THE REQUEST: In the entries below, copy out word for word every line from the one containing "- sunrise-text: Sunrise: 7:17" up to and including the one containing "- day-number-row: 23: [450, 368, 557, 390]", and nothing else.

DATASET ENTRIES:
========================
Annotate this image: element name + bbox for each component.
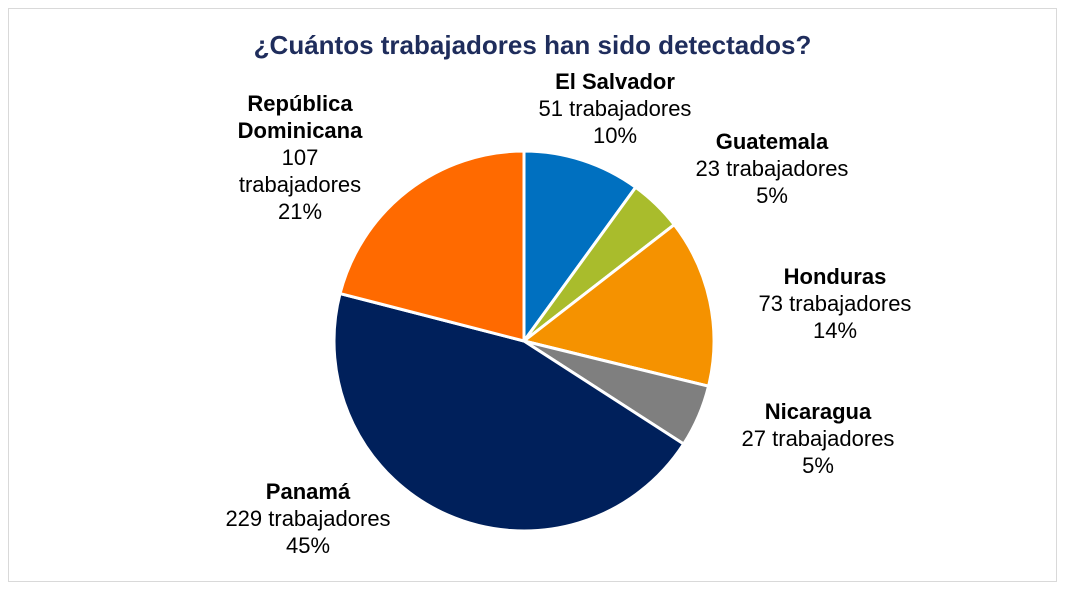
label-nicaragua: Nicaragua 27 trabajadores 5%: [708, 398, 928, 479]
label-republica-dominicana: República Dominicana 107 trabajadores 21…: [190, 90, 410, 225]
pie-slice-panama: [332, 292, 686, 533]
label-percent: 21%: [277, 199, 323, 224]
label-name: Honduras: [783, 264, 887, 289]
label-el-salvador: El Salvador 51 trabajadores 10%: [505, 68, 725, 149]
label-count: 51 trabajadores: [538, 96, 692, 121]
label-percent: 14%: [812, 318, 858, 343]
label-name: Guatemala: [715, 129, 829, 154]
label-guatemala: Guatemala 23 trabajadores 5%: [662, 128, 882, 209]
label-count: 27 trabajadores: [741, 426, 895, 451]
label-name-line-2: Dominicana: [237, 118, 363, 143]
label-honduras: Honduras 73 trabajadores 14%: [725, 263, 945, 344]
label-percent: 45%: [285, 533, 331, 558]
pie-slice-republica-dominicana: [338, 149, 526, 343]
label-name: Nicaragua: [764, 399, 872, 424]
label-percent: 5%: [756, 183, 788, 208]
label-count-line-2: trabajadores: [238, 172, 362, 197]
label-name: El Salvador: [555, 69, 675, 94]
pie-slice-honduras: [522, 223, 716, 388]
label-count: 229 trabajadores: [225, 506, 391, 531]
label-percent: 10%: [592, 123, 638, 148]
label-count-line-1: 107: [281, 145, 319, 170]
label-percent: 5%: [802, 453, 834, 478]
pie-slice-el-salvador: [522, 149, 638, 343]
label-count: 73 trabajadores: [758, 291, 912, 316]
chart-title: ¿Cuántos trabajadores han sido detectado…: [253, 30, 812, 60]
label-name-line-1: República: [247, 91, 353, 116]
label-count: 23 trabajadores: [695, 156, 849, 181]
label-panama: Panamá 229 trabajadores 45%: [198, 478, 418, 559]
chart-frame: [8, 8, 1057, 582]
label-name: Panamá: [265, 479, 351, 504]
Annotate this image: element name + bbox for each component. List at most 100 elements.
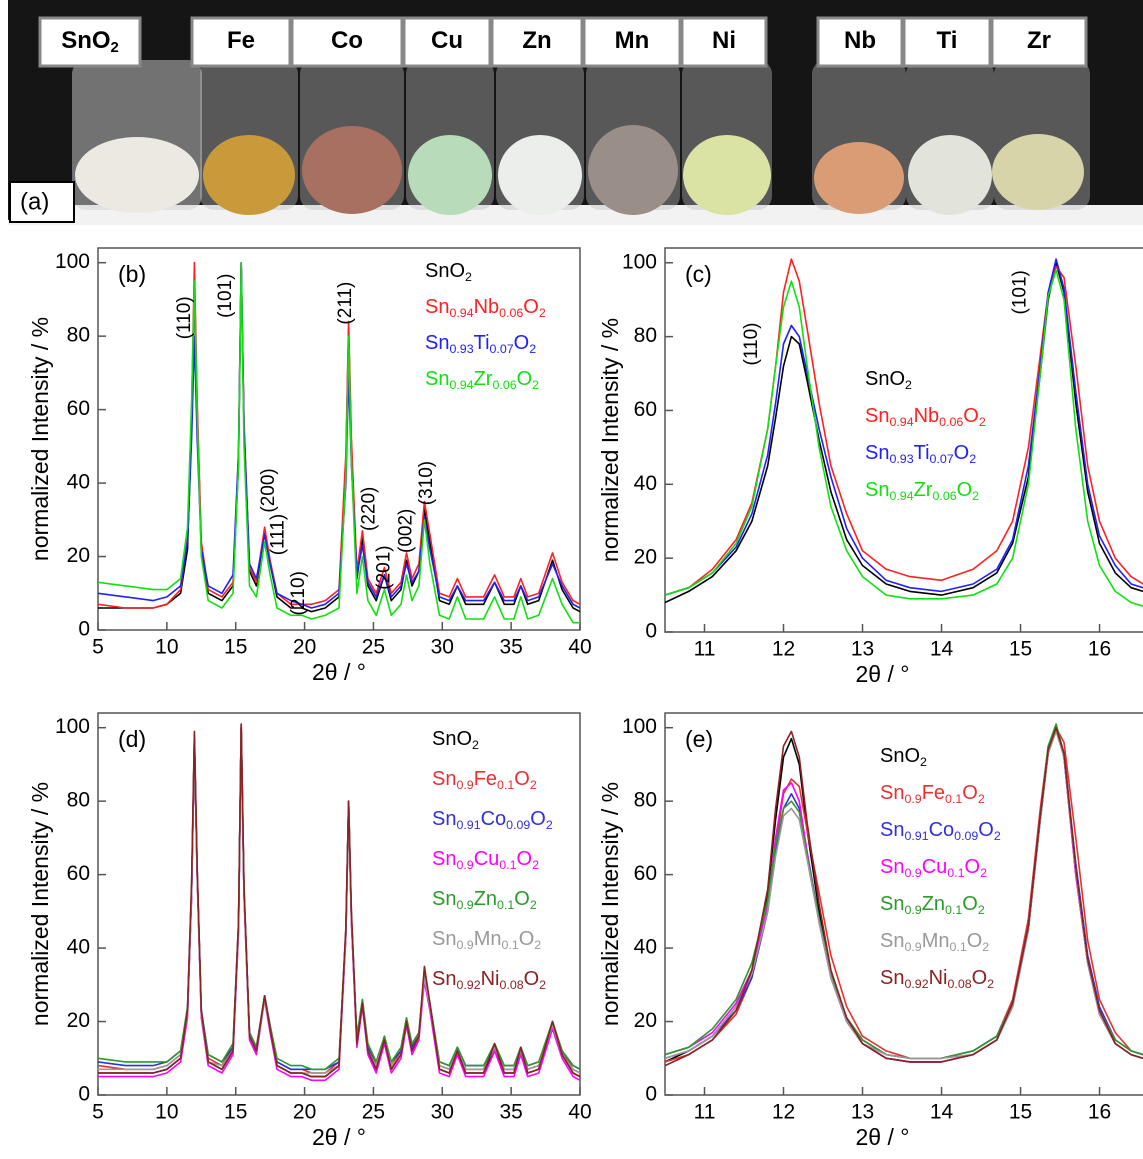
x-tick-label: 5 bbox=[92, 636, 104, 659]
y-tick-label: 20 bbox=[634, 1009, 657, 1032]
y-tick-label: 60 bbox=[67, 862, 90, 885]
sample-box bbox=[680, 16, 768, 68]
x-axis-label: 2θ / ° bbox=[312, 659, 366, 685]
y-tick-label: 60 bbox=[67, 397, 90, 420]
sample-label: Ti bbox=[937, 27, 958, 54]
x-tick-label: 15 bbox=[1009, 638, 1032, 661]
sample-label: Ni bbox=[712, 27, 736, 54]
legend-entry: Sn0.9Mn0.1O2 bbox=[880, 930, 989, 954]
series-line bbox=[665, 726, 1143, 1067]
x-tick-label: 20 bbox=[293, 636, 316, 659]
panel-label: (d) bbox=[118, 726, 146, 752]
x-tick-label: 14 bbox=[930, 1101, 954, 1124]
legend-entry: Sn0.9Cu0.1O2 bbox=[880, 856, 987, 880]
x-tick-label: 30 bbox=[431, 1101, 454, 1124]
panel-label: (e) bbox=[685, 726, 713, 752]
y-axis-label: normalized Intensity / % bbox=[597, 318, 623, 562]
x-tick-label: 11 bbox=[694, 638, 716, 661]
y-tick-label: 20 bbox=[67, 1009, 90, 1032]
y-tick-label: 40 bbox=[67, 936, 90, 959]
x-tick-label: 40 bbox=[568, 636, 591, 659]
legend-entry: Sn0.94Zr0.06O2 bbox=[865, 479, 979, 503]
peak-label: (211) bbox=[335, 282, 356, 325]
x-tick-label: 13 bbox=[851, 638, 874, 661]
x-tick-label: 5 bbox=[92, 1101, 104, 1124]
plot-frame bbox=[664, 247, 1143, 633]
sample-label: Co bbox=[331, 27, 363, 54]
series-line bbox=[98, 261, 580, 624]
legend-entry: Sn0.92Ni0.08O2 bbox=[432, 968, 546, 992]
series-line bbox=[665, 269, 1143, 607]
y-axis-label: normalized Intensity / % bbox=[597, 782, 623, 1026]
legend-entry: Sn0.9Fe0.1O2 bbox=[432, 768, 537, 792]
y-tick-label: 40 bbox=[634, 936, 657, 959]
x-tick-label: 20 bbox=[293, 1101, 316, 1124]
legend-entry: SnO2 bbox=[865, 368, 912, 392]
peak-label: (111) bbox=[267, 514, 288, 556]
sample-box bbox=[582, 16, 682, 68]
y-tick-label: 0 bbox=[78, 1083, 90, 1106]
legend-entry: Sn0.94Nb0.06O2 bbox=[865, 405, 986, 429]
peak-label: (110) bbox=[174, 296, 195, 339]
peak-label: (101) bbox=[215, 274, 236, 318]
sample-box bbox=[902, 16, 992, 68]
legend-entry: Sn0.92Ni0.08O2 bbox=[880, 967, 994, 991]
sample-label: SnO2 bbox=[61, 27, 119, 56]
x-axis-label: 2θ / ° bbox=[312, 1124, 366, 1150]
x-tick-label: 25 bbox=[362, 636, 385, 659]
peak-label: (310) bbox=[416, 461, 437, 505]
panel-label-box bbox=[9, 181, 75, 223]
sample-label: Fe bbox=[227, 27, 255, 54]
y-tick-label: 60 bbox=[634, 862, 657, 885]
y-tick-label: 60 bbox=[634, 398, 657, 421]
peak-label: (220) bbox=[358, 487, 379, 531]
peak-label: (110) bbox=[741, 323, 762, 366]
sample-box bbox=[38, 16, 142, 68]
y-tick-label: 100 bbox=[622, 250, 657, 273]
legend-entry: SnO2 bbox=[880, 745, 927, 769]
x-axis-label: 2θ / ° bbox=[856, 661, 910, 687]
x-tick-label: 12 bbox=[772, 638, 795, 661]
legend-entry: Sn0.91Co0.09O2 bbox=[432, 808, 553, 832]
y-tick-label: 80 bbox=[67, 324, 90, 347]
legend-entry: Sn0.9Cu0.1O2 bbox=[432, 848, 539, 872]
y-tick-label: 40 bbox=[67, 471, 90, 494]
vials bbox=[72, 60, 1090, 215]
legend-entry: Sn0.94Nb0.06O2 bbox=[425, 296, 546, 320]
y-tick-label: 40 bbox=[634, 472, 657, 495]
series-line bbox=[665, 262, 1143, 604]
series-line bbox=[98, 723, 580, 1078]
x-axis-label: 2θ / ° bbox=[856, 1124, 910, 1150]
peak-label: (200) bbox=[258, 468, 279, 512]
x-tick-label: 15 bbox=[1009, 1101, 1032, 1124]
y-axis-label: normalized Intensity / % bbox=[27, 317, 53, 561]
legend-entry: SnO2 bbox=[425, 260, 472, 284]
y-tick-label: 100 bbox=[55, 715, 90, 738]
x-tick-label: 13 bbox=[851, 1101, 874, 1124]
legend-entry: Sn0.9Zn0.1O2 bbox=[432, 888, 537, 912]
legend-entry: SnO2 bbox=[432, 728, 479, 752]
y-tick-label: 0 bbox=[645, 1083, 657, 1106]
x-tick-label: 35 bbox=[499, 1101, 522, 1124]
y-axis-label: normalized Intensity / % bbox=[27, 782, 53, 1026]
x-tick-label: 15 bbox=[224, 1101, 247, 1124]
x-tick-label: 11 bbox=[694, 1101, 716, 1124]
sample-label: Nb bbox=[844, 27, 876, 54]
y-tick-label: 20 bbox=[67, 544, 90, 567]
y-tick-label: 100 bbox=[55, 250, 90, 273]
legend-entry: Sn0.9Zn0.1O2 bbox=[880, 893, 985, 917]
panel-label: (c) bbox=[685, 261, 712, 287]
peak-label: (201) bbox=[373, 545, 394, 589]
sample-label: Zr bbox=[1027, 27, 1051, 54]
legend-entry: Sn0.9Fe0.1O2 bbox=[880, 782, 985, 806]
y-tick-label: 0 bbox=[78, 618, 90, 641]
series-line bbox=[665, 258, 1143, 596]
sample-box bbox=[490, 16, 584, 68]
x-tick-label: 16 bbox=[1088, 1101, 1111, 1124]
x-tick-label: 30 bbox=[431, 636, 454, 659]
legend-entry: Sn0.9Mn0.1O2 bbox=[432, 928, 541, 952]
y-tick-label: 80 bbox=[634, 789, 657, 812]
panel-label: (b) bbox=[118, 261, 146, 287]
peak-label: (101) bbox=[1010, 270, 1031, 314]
========================
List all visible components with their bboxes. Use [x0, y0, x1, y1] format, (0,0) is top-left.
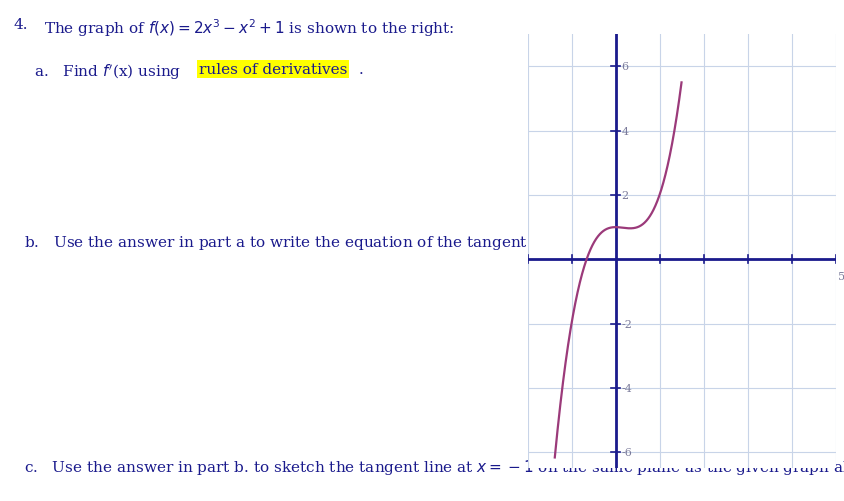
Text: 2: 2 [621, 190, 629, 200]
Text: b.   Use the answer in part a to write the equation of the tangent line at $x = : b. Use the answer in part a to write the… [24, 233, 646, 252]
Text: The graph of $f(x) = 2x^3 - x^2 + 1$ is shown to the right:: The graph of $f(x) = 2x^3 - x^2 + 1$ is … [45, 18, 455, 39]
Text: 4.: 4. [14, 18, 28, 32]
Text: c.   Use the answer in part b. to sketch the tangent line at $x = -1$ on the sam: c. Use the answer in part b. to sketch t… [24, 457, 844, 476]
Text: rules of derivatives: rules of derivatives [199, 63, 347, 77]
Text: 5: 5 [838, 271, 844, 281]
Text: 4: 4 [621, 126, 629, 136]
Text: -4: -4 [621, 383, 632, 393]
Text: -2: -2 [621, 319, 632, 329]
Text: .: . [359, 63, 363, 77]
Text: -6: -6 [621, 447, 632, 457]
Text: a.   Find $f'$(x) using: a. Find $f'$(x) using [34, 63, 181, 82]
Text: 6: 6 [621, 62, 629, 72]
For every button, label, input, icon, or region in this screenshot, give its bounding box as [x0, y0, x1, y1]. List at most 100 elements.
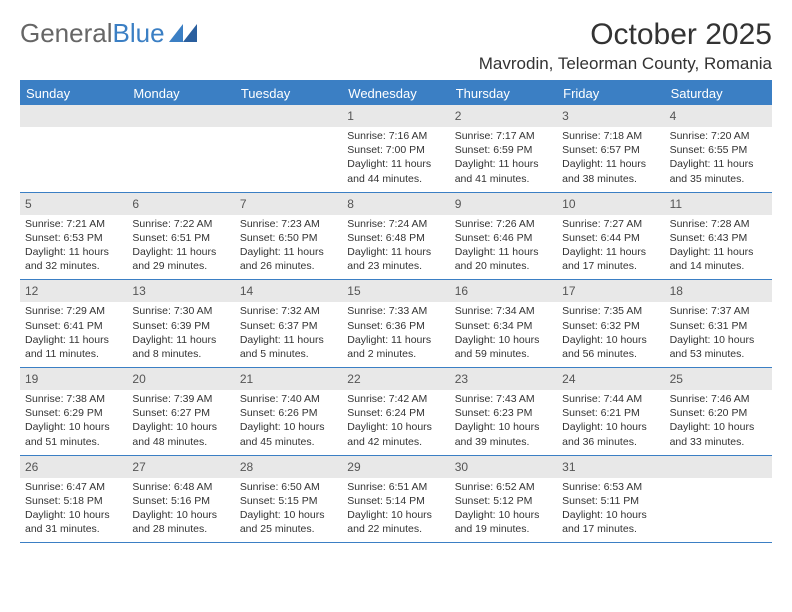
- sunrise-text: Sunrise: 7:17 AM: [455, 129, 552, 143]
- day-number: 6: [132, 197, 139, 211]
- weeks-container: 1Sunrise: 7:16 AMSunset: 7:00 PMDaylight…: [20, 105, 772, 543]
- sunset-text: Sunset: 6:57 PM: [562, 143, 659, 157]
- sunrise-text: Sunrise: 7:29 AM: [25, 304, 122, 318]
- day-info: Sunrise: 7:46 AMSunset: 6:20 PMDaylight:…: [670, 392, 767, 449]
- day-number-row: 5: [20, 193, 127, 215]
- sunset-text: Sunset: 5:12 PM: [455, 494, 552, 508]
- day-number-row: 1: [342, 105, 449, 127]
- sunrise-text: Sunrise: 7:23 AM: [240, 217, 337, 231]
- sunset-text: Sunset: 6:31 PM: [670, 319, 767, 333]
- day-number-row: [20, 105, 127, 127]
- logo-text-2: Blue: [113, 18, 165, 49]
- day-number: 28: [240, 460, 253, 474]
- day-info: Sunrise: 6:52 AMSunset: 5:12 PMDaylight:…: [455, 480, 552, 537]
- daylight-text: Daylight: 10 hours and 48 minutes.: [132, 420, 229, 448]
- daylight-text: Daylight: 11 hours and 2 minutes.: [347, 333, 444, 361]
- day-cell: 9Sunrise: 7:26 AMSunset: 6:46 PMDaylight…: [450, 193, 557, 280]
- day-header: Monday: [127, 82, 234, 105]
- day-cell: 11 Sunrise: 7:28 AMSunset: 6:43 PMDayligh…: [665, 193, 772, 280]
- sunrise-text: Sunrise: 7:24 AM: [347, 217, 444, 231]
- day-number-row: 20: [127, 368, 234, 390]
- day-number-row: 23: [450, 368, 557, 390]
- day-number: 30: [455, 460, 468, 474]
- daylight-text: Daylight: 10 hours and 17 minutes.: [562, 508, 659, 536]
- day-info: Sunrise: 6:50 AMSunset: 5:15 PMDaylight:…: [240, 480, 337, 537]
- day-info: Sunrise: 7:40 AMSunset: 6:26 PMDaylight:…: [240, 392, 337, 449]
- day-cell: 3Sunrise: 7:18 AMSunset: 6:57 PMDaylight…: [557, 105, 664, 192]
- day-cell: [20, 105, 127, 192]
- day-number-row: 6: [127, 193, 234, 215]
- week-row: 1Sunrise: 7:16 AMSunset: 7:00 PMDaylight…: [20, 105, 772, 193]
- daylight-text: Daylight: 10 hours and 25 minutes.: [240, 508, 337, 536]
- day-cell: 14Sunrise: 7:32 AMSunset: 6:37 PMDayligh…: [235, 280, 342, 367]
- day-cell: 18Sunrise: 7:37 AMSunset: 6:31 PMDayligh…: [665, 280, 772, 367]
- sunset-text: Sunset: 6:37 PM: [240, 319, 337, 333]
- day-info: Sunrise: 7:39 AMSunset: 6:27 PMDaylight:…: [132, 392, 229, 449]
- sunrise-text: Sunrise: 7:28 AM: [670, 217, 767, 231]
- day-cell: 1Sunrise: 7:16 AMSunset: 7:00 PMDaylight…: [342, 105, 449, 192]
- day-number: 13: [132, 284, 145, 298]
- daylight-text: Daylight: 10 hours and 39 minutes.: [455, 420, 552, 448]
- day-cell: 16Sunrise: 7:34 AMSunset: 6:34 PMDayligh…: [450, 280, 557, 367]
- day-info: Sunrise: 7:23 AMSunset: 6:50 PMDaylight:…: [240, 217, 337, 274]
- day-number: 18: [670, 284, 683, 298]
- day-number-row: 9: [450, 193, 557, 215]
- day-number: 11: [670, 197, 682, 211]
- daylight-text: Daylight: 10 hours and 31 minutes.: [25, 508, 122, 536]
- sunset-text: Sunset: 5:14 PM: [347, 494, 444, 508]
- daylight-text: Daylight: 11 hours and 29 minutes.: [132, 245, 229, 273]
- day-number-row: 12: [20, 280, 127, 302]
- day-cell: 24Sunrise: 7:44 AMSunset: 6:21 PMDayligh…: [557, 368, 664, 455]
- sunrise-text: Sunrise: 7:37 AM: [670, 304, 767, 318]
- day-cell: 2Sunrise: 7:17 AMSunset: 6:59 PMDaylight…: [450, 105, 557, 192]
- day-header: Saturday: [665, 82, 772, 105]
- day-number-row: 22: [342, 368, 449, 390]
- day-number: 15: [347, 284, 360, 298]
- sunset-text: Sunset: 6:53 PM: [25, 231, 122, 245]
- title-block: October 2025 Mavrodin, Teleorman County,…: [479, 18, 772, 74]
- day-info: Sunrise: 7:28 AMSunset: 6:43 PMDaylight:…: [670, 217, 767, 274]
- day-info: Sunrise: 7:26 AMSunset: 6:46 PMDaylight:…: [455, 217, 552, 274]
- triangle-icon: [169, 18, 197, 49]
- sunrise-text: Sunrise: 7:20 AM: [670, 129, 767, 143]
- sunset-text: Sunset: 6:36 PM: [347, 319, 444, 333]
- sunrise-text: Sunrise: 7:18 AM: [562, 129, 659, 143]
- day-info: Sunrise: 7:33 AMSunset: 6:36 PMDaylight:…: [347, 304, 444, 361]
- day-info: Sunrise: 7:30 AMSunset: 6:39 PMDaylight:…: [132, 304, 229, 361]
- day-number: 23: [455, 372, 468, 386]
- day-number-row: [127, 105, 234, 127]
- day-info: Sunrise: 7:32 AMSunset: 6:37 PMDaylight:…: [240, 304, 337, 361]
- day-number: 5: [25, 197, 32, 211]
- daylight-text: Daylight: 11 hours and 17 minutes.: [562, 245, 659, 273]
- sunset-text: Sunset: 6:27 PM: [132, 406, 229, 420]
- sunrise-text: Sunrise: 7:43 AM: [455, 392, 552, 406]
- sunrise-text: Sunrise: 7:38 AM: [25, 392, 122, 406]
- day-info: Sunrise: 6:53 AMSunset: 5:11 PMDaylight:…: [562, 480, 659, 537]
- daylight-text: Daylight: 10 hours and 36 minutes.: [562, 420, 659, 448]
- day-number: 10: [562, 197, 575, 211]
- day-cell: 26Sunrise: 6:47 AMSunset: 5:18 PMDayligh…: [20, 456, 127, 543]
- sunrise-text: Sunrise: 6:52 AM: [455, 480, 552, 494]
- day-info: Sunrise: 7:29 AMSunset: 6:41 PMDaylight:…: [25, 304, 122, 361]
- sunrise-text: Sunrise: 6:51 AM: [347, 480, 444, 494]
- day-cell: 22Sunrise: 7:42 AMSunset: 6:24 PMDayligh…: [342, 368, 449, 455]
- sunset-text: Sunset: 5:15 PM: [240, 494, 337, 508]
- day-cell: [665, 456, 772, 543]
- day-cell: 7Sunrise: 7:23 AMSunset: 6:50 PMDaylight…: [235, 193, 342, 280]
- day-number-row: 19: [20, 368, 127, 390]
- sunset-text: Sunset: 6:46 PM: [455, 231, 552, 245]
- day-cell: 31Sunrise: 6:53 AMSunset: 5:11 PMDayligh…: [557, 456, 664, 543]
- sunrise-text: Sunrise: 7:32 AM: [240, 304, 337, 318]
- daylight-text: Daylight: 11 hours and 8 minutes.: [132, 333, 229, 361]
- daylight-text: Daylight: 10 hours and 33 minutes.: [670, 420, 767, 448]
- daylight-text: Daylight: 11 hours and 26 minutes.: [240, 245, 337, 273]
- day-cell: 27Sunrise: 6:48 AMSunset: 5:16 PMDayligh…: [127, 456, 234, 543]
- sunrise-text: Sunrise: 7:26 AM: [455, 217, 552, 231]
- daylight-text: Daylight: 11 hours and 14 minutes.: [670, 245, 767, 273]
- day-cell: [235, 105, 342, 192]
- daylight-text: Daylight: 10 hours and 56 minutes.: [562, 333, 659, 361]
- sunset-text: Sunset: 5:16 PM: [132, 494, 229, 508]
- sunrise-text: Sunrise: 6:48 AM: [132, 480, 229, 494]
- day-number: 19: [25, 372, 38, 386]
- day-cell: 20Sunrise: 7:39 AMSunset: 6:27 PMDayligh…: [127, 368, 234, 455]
========================
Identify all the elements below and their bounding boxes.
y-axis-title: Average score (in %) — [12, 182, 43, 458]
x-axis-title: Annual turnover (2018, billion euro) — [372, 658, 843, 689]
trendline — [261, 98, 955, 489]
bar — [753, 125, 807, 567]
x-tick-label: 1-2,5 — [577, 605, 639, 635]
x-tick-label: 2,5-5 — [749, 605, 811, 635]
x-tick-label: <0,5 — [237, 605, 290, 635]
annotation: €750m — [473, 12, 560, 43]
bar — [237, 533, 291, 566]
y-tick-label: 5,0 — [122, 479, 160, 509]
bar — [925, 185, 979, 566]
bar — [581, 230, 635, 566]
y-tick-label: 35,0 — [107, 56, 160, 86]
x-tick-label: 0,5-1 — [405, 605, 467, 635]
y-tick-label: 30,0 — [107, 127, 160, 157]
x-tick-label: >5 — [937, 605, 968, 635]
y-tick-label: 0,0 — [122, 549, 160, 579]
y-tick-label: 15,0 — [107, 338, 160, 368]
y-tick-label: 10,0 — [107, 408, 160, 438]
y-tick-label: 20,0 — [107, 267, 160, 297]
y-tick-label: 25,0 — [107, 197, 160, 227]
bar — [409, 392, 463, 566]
========================
EXERCISE RESULT:
- sunrise-text: Sunrise: 7:17 AM: [455, 129, 552, 143]
- day-number: 6: [132, 197, 139, 211]
- weeks-container: 1Sunrise: 7:16 AMSunset: 7:00 PMDaylight…: [20, 105, 772, 543]
- sunset-text: Sunset: 6:57 PM: [562, 143, 659, 157]
- sunrise-text: Sunrise: 7:29 AM: [25, 304, 122, 318]
- day-info: Sunrise: 7:46 AMSunset: 6:20 PMDaylight:…: [670, 392, 767, 449]
- day-number-row: 5: [20, 193, 127, 215]
- sunset-text: Sunset: 5:12 PM: [455, 494, 552, 508]
- day-number-row: 1: [342, 105, 449, 127]
- sunrise-text: Sunrise: 7:23 AM: [240, 217, 337, 231]
- sunset-text: Sunset: 6:31 PM: [670, 319, 767, 333]
- day-number-row: [20, 105, 127, 127]
- logo-text-2: Blue: [113, 18, 165, 49]
- day-number: 28: [240, 460, 253, 474]
- day-info: Sunrise: 6:52 AMSunset: 5:12 PMDaylight:…: [455, 480, 552, 537]
- daylight-text: Daylight: 10 hours and 48 minutes.: [132, 420, 229, 448]
- daylight-text: Daylight: 11 hours and 2 minutes.: [347, 333, 444, 361]
- day-cell: 9Sunrise: 7:26 AMSunset: 6:46 PMDaylight…: [450, 193, 557, 280]
- day-header: Monday: [127, 82, 234, 105]
- day-cell: 11 Sunrise: 7:28 AMSunset: 6:43 PMDayligh…: [665, 193, 772, 280]
- sunrise-text: Sunrise: 7:24 AM: [347, 217, 444, 231]
- day-number-row: 20: [127, 368, 234, 390]
- day-number-row: 23: [450, 368, 557, 390]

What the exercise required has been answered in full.